**Written exercise:** Give the data again, word for word.

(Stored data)
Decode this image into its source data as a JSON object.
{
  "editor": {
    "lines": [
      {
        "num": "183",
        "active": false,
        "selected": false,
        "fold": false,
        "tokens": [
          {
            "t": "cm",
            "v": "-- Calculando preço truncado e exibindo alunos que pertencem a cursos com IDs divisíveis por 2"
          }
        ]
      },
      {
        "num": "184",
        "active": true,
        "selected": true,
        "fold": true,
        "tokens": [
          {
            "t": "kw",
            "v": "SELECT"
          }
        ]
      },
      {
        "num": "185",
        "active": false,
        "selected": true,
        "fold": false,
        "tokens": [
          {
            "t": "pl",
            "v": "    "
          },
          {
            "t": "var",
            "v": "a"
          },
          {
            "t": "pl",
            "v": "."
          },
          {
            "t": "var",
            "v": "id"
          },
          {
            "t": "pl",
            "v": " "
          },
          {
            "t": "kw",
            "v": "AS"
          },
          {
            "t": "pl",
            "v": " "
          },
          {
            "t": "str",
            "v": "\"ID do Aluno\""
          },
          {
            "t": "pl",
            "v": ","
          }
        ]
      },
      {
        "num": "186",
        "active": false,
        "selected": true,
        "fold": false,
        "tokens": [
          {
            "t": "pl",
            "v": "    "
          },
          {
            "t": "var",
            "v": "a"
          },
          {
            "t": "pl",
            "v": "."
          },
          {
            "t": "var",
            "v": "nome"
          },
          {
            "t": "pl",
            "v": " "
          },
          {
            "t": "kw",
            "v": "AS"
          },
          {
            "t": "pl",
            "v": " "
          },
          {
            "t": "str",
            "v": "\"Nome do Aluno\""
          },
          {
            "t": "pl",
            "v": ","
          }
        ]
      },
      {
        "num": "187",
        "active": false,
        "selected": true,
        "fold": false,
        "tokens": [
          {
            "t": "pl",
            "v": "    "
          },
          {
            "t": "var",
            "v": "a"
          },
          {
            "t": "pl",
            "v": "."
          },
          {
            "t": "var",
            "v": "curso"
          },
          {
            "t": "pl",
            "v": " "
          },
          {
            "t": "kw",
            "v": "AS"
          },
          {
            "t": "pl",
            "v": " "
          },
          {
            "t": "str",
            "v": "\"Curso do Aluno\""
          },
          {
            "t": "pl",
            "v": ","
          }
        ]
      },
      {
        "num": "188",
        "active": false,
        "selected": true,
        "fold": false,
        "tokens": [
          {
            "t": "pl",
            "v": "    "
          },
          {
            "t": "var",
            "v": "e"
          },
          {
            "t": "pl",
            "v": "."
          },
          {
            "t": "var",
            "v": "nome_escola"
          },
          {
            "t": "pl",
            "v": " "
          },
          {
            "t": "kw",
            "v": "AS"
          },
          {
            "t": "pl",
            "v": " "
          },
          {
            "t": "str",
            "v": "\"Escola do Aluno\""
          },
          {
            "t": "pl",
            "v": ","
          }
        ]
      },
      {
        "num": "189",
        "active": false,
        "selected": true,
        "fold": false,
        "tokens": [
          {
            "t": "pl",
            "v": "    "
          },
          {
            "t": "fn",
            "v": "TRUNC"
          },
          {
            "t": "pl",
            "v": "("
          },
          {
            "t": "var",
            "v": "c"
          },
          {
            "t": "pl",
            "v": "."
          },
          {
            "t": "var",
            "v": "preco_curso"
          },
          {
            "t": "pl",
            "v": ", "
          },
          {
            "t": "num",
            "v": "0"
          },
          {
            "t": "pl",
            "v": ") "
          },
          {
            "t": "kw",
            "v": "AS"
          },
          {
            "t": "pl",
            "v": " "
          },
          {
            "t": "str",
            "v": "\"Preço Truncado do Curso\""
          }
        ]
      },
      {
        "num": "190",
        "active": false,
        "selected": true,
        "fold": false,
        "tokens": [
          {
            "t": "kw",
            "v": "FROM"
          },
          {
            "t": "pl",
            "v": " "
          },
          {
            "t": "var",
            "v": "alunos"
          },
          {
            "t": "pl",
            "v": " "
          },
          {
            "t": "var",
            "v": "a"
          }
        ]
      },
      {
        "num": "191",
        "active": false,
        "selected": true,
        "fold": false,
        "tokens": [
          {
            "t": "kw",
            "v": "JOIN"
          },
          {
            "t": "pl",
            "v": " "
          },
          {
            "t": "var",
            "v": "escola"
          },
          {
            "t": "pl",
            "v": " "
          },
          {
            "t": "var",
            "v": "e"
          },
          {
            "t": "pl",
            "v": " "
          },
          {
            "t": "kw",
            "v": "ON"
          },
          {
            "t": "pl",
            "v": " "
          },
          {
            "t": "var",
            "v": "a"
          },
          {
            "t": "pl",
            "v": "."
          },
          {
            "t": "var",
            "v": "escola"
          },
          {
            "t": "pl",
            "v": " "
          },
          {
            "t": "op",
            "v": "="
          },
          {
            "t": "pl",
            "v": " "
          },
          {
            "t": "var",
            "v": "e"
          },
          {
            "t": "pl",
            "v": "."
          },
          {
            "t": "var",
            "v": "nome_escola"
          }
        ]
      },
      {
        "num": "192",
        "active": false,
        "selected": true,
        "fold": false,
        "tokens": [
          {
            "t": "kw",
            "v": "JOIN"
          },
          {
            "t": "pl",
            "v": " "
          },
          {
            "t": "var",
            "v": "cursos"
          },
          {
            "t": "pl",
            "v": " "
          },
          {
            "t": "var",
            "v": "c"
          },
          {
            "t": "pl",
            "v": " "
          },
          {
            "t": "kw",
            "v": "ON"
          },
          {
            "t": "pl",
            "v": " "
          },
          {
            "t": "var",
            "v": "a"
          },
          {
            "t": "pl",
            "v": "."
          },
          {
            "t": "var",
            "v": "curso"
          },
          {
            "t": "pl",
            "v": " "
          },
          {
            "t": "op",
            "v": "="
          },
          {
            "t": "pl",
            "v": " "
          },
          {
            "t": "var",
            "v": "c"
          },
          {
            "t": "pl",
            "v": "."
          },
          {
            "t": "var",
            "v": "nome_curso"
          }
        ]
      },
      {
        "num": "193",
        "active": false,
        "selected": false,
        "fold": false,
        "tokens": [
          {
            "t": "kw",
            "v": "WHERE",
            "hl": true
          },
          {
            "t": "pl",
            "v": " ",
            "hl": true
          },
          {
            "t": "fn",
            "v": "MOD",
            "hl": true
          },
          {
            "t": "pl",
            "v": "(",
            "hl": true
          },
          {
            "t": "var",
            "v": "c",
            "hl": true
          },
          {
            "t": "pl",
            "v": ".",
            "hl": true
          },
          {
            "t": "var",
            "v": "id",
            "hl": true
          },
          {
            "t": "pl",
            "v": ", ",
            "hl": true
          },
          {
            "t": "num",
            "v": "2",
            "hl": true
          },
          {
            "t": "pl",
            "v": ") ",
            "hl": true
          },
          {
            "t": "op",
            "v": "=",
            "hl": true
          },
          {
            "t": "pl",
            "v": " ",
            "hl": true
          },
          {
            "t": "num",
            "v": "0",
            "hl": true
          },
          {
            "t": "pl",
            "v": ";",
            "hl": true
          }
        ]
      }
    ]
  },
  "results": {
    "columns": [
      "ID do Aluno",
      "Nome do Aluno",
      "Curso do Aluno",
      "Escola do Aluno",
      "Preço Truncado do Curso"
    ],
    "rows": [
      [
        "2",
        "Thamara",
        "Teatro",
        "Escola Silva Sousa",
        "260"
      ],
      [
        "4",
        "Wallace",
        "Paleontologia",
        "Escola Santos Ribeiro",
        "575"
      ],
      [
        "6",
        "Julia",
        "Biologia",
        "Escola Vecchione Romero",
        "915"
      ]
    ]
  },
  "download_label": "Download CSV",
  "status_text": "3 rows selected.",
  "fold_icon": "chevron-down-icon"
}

**Result of this exercise:**
Decode this image into its source data as a JSON object.
{
  "editor": {
    "lines": [
      {
        "num": "183",
        "active": false,
        "selected": false,
        "fold": false,
        "tokens": [
          {
            "t": "cm",
            "v": "-- Calculando preço truncado e exibindo alunos que pertencem a cursos com IDs divisíveis por 2"
          }
        ]
      },
      {
        "num": "184",
        "active": true,
        "selected": true,
        "fold": true,
        "tokens": [
          {
            "t": "kw",
            "v": "SELECT"
          }
        ]
      },
      {
        "num": "185",
        "active": false,
        "selected": true,
        "fold": false,
        "tokens": [
          {
            "t": "pl",
            "v": "    "
          },
          {
            "t": "var",
            "v": "a"
          },
          {
            "t": "pl",
            "v": "."
          },
          {
            "t": "var",
            "v": "id"
          },
          {
            "t": "pl",
            "v": " "
          },
          {
            "t": "kw",
            "v": "AS"
          },
          {
            "t": "pl",
            "v": " "
          },
          {
            "t": "str",
            "v": "\"ID do Aluno\""
          },
          {
            "t": "pl",
            "v": ","
          }
        ]
      },
      {
        "num": "186",
        "active": false,
        "selected": true,
        "fold": false,
        "tokens": [
          {
            "t": "pl",
            "v": "    "
          },
          {
            "t": "var",
            "v": "a"
          },
          {
            "t": "pl",
            "v": "."
          },
          {
            "t": "var",
            "v": "nome"
          },
          {
            "t": "pl",
            "v": " "
          },
          {
            "t": "kw",
            "v": "AS"
          },
          {
            "t": "pl",
            "v": " "
          },
          {
            "t": "str",
            "v": "\"Nome do Aluno\""
          },
          {
            "t": "pl",
            "v": ","
          }
        ]
      },
      {
        "num": "187",
        "active": false,
        "selected": true,
        "fold": false,
        "tokens": [
          {
            "t": "pl",
            "v": "    "
          },
          {
            "t": "var",
            "v": "a"
          },
          {
            "t": "pl",
            "v": "."
          },
          {
            "t": "var",
            "v": "curso"
          },
          {
            "t": "pl",
            "v": " "
          },
          {
            "t": "kw",
            "v": "AS"
          },
          {
            "t": "pl",
            "v": " "
          },
          {
            "t": "str",
            "v": "\"Curso do Aluno\""
          },
          {
            "t": "pl",
            "v": ","
          }
        ]
      },
      {
        "num": "188",
        "active": false,
        "selected": true,
        "fold": false,
        "tokens": [
          {
            "t": "pl",
            "v": "    "
          },
          {
            "t": "var",
            "v": "e"
          },
          {
            "t": "pl",
            "v": "."
          },
          {
            "t": "var",
            "v": "nome_escola"
          },
          {
            "t": "pl",
            "v": " "
          },
          {
            "t": "kw",
            "v": "AS"
          },
          {
            "t": "pl",
            "v": " "
          },
          {
            "t": "str",
            "v": "\"Escola do Aluno\""
          },
          {
            "t": "pl",
            "v": ","
          }
        ]
      },
      {
        "num": "189",
        "active": false,
        "selected": true,
        "fold": false,
        "tokens": [
          {
            "t": "pl",
            "v": "    "
          },
          {
            "t": "fn",
            "v": "TRUNC"
          },
          {
            "t": "pl",
            "v": "("
          },
          {
            "t": "var",
            "v": "c"
          },
          {
            "t": "pl",
            "v": "."
          },
          {
            "t": "var",
            "v": "preco_curso"
          },
          {
            "t": "pl",
            "v": ", "
          },
          {
            "t": "num",
            "v": "0"
          },
          {
            "t": "pl",
            "v": ") "
          },
          {
            "t": "kw",
            "v": "AS"
          },
          {
            "t": "pl",
            "v": " "
          },
          {
            "t": "str",
            "v": "\"Preço Truncado do Curso\""
          }
        ]
      },
      {
        "num": "190",
        "active": false,
        "selected": true,
        "fold": false,
        "tokens": [
          {
            "t": "kw",
            "v": "FROM"
          },
          {
            "t": "pl",
            "v": " "
          },
          {
            "t": "var",
            "v": "alunos"
          },
          {
            "t": "pl",
            "v": " "
          },
          {
            "t": "var",
            "v": "a"
          }
        ]
      },
      {
        "num": "191",
        "active": false,
        "selected": true,
        "fold": false,
        "tokens": [
          {
            "t": "kw",
            "v": "JOIN"
          },
          {
            "t": "pl",
            "v": " "
          },
          {
            "t": "var",
            "v": "escola"
          },
          {
            "t": "pl",
            "v": " "
          },
          {
            "t": "var",
            "v": "e"
          },
          {
            "t": "pl",
            "v": " "
          },
          {
            "t": "kw",
            "v": "ON"
          },
          {
            "t": "pl",
            "v": " "
          },
          {
            "t": "var",
            "v": "a"
          },
          {
            "t": "pl",
            "v": "."
          },
          {
            "t": "var",
            "v": "escola"
          },
          {
            "t": "pl",
            "v": " "
          },
          {
            "t": "op",
            "v": "="
          },
          {
            "t": "pl",
            "v": " "
          },
          {
            "t": "var",
            "v": "e"
          },
          {
            "t": "pl",
            "v": "."
          },
          {
            "t": "var",
            "v": "nome_escola"
          }
        ]
      },
      {
        "num": "192",
        "active": false,
        "selected": true,
        "fold": false,
        "tokens": [
          {
            "t": "kw",
            "v": "JOIN"
          },
          {
            "t": "pl",
            "v": " "
          },
          {
            "t": "var",
            "v": "cursos"
          },
          {
            "t": "pl",
            "v": " "
          },
          {
            "t": "var",
            "v": "c"
          },
          {
            "t": "pl",
            "v": " "
          },
          {
            "t": "kw",
            "v": "ON"
          },
          {
            "t": "pl",
            "v": " "
          },
          {
            "t": "var",
            "v": "a"
          },
          {
            "t": "pl",
            "v": "."
          },
          {
            "t": "var",
            "v": "curso"
          },
          {
            "t": "pl",
            "v": " "
          },
          {
            "t": "op",
            "v": "="
          },
          {
            "t": "pl",
            "v": " "
          },
          {
            "t": "var",
            "v": "c"
          },
          {
            "t": "pl",
            "v": "."
          },
          {
            "t": "var",
            "v": "nome_curso"
          }
        ]
      },
      {
        "num": "193",
        "active": false,
        "selected": false,
        "fold": false,
        "tokens": [
          {
            "t": "kw",
            "v": "WHERE",
            "hl": true
          },
          {
            "t": "pl",
            "v": " ",
            "hl": true
          },
          {
            "t": "fn",
            "v": "MOD",
            "hl": true
          },
          {
            "t": "pl",
            "v": "(",
            "hl": true
          },
          {
            "t": "var",
            "v": "c",
            "hl": true
          },
          {
            "t": "pl",
            "v": ".",
            "hl": true
          },
          {
            "t": "var",
            "v": "id",
            "hl": true
          },
          {
            "t": "pl",
            "v": ", ",
            "hl": true
          },
          {
            "t": "num",
            "v": "2",
            "hl": true
          },
          {
            "t": "pl",
            "v": ") ",
            "hl": true
          },
          {
            "t": "op",
            "v": "=",
            "hl": true
          },
          {
            "t": "pl",
            "v": " ",
            "hl": true
          },
          {
            "t": "num",
            "v": "0",
            "hl": true
          },
          {
            "t": "pl",
            "v": ";",
            "hl": true
          }
        ]
      }
    ]
  },
  "results": {
    "columns": [
      "ID do Aluno",
      "Nome do Aluno",
      "Curso do Aluno",
      "Escola do Aluno",
      "Preço Truncado do Curso"
    ],
    "rows": [
      [
        "2",
        "Thamara",
        "Teatro",
        "Escola Silva Sousa",
        "260"
      ],
      [
        "4",
        "Wallace",
        "Paleontologia",
        "Escola Santos Ribeiro",
        "575"
      ],
      [
        "6",
        "Julia",
        "Biologia",
        "Escola Vecchione Romero",
        "915"
      ]
    ]
  },
  "download_label": "Download CSV",
  "status_text": "3 rows selected.",
  "fold_icon": "chevron-down-icon"
}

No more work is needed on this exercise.